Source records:
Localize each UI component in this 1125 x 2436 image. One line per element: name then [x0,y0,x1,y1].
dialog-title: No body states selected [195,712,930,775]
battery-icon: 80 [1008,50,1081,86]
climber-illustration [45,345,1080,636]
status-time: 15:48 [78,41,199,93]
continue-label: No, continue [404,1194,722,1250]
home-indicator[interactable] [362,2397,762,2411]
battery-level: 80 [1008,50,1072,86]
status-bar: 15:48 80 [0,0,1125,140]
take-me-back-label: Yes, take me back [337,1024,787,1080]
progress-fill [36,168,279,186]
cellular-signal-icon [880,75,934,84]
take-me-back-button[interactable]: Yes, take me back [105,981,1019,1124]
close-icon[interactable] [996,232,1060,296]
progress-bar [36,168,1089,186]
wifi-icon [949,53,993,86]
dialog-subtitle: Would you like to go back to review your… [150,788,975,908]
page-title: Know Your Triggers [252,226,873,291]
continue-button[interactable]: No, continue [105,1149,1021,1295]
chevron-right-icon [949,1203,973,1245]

STATED EXERCISE: Reproduce every line of the material above without any changes.

FULL RESPONSE:
Localize each UI component in this 1125 x 2436 image. One line per element: name then [x0,y0,x1,y1].
dialog-title: No body states selected [195,712,930,775]
battery-icon: 80 [1008,50,1081,86]
climber-illustration [45,345,1080,636]
status-time: 15:48 [78,41,199,93]
continue-label: No, continue [404,1194,722,1250]
home-indicator[interactable] [362,2397,762,2411]
battery-level: 80 [1008,50,1072,86]
status-bar: 15:48 80 [0,0,1125,140]
take-me-back-label: Yes, take me back [337,1024,787,1080]
progress-fill [36,168,279,186]
cellular-signal-icon [880,75,934,84]
take-me-back-button[interactable]: Yes, take me back [105,981,1019,1124]
close-icon[interactable] [996,232,1060,296]
progress-bar [36,168,1089,186]
wifi-icon [949,53,993,86]
dialog-subtitle: Would you like to go back to review your… [150,788,975,908]
page-title: Know Your Triggers [252,226,873,291]
continue-button[interactable]: No, continue [105,1149,1021,1295]
chevron-right-icon [949,1203,973,1245]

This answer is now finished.